_TASK GOAL_:
Read the material below. Count the lines containing "oraz" and give that count alone.

(Data records)
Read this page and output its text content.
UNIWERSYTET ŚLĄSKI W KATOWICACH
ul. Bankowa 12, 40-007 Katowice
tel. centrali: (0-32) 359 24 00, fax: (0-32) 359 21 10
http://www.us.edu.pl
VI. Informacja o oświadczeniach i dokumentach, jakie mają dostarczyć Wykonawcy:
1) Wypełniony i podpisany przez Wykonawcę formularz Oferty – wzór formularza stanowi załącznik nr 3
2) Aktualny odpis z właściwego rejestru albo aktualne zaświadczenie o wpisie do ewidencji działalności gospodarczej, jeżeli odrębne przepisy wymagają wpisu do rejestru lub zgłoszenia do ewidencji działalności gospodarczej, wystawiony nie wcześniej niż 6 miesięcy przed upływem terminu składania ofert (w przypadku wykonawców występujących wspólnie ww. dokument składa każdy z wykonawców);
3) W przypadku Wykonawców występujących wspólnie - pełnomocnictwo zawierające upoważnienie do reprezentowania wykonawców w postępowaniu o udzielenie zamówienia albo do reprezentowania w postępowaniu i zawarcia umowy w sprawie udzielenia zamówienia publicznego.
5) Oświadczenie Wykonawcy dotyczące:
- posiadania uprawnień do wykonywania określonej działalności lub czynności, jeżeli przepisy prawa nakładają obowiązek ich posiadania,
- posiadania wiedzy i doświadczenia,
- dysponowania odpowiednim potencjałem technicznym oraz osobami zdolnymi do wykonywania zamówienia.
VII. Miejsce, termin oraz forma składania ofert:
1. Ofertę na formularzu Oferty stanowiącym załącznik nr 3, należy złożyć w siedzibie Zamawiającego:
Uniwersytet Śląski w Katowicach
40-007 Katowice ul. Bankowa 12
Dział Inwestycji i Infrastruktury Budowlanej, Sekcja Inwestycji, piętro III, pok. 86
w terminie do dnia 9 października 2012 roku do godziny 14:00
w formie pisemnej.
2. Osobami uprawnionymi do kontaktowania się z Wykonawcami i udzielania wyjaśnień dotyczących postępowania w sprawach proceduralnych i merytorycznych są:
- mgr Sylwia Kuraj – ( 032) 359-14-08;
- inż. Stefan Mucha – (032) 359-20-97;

* * *

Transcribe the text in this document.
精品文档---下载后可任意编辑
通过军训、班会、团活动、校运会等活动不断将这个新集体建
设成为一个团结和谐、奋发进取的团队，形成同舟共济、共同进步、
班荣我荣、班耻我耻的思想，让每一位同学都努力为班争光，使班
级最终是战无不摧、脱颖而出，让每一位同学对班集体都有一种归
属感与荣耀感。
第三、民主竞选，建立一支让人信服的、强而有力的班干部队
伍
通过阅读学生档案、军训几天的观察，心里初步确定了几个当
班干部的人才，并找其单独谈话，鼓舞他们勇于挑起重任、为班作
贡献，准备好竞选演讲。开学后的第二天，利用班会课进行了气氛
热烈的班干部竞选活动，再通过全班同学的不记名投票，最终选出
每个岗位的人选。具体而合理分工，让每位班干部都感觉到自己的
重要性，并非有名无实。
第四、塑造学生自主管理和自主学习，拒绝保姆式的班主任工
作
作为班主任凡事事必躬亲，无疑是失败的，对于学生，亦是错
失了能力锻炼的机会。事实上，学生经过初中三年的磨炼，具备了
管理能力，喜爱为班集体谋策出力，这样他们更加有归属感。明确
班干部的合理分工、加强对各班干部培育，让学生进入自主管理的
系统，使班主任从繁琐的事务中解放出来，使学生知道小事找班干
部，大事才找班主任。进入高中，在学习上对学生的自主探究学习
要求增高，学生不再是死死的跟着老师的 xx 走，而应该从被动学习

_TASK ANSWER_:
2